◆ **What the task asks**
Rewrite the rows from the start through the line containing "x-tick-label: 125°E: [261, 1300, 374, 1344]", replacing "gridlines" with "grid-lines" and leaving everything else unchanged.

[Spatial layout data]
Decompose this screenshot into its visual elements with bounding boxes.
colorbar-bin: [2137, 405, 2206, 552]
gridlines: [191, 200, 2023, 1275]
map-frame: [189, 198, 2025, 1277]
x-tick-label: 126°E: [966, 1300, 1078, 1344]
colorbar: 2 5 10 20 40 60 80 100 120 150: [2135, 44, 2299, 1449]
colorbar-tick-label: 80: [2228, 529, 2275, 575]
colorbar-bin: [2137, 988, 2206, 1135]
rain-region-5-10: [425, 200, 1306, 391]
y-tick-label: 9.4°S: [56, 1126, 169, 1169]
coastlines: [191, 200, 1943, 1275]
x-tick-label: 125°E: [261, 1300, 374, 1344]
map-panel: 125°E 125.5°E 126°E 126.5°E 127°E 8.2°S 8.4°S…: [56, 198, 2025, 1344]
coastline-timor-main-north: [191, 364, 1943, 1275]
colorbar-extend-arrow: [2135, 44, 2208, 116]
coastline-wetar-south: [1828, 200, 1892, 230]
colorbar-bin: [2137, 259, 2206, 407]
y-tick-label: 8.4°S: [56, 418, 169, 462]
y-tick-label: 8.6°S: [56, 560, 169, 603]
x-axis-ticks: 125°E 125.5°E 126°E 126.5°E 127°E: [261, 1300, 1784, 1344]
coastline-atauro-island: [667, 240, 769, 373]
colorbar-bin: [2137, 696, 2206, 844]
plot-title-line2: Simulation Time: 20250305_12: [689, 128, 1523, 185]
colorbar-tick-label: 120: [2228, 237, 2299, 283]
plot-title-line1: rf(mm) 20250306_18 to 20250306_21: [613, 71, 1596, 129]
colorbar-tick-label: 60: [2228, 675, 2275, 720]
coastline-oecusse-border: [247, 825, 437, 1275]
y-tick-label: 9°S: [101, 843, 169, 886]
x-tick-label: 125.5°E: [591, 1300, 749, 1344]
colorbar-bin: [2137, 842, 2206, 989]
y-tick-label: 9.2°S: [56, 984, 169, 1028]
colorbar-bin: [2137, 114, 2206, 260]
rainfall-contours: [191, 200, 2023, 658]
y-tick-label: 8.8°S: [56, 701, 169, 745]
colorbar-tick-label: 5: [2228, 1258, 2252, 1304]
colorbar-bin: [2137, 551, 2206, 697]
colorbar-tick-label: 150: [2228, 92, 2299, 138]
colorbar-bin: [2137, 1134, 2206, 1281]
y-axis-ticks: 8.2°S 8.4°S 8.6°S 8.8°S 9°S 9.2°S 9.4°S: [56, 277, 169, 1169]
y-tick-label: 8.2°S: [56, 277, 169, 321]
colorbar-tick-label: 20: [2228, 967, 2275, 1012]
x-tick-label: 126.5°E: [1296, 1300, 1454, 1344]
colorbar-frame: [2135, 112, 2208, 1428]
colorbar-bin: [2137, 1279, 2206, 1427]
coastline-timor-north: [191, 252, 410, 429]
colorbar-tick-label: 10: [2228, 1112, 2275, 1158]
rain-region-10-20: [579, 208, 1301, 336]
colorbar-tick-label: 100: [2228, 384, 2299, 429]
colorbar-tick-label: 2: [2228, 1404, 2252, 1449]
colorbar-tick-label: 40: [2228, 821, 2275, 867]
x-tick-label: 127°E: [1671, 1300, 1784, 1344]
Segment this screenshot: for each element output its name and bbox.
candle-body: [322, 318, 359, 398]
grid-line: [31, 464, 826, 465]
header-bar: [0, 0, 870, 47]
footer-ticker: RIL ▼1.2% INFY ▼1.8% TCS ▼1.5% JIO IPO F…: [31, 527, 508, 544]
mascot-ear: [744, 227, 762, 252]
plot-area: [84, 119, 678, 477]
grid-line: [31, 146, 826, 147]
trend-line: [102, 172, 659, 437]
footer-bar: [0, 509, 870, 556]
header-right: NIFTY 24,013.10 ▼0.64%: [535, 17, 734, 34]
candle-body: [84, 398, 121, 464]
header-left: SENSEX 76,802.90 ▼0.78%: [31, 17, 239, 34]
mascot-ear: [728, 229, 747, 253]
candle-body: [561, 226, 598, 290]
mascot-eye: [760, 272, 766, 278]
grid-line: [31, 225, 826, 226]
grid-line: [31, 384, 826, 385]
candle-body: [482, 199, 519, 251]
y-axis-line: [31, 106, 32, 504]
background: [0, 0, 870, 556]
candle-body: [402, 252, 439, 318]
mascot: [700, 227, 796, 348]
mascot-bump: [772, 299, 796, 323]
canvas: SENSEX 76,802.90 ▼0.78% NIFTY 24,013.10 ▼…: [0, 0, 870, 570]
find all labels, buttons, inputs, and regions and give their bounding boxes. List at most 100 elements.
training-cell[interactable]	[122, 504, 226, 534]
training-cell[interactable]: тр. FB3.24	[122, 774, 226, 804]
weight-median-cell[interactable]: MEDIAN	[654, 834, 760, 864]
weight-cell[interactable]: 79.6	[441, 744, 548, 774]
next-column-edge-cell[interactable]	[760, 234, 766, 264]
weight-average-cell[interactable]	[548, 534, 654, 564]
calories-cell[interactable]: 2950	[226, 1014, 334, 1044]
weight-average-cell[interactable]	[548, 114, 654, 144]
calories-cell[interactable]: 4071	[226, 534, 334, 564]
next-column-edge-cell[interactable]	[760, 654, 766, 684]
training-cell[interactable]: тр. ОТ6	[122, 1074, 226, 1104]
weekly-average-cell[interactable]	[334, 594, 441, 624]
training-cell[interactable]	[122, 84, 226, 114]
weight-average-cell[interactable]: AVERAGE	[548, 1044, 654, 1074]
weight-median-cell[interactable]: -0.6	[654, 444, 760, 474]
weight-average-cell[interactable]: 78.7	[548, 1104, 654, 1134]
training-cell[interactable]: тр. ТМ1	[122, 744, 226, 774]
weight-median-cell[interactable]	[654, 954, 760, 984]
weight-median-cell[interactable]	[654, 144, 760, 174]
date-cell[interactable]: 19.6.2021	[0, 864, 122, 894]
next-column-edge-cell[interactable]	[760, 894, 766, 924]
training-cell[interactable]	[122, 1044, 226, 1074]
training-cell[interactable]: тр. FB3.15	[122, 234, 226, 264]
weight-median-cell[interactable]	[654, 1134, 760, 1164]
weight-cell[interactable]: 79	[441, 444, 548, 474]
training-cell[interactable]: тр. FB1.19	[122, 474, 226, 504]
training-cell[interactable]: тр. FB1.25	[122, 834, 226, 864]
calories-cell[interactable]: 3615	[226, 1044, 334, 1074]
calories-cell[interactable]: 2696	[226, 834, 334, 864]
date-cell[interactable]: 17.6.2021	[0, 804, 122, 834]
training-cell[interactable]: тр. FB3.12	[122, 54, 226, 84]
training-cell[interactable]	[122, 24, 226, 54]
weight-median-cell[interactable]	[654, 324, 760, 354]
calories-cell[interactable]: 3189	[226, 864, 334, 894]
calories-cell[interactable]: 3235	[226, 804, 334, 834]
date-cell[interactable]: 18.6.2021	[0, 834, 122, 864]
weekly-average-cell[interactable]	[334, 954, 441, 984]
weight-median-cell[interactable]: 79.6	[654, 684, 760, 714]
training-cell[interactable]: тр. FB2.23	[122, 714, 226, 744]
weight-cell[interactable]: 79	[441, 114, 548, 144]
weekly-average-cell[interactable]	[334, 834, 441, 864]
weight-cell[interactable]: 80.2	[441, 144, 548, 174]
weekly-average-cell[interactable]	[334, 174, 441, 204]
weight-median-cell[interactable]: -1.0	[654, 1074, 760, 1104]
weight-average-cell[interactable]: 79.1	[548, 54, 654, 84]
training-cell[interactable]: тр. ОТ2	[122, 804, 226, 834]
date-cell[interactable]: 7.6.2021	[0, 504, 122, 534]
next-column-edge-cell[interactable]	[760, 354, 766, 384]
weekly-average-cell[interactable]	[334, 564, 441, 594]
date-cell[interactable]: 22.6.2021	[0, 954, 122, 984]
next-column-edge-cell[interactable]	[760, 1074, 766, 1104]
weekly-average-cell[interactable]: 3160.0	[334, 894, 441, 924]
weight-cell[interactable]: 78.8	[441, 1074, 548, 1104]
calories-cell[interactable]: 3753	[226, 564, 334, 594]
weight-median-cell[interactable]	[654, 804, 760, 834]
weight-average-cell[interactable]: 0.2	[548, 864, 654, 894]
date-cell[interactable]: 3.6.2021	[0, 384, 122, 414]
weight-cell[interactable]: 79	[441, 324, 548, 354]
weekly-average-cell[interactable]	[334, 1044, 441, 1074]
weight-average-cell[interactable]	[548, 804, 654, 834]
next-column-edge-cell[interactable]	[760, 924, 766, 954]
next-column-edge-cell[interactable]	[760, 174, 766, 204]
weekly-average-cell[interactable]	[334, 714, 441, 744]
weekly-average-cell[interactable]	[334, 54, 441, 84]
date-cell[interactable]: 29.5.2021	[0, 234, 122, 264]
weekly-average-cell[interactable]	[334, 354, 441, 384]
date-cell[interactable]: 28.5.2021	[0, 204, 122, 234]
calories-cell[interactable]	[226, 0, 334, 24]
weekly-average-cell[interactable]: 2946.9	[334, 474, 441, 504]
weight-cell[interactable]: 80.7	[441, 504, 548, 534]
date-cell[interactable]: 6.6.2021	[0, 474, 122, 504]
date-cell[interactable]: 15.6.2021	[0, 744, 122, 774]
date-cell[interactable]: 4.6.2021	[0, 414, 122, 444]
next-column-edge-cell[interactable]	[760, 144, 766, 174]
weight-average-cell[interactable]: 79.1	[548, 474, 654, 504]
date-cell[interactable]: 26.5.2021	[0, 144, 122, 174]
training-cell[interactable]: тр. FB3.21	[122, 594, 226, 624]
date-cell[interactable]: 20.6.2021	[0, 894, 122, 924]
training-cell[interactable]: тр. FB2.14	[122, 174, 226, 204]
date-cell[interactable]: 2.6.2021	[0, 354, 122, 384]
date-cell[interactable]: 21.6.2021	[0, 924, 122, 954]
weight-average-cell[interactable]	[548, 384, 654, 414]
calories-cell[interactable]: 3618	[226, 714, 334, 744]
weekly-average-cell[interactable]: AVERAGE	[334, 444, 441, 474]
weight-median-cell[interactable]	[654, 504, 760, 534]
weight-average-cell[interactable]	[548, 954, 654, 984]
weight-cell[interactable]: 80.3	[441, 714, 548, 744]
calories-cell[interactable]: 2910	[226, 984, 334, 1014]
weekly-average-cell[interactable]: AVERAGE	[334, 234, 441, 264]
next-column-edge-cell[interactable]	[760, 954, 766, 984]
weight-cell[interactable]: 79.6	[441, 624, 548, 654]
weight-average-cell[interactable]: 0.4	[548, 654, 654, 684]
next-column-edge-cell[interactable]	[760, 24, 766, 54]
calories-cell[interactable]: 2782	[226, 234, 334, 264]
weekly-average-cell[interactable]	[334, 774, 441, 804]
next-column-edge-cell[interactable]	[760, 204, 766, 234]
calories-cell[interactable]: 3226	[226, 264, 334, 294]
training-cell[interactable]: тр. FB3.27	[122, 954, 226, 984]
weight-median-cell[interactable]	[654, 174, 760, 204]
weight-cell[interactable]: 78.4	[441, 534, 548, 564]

◆ **Exercise answer**
Decompose this screenshot into its visual elements with bounding boxes.
colorbar-bin: [2137, 405, 2206, 552]
grid-lines: [191, 200, 2023, 1275]
map-frame: [189, 198, 2025, 1277]
x-tick-label: 126°E: [966, 1300, 1078, 1344]
colorbar: 2 5 10 20 40 60 80 100 120 150: [2135, 44, 2299, 1449]
colorbar-tick-label: 80: [2228, 529, 2275, 575]
colorbar-bin: [2137, 988, 2206, 1135]
rain-region-5-10: [425, 200, 1306, 391]
y-tick-label: 9.4°S: [56, 1126, 169, 1169]
coastlines: [191, 200, 1943, 1275]
x-tick-label: 125°E: [261, 1300, 374, 1344]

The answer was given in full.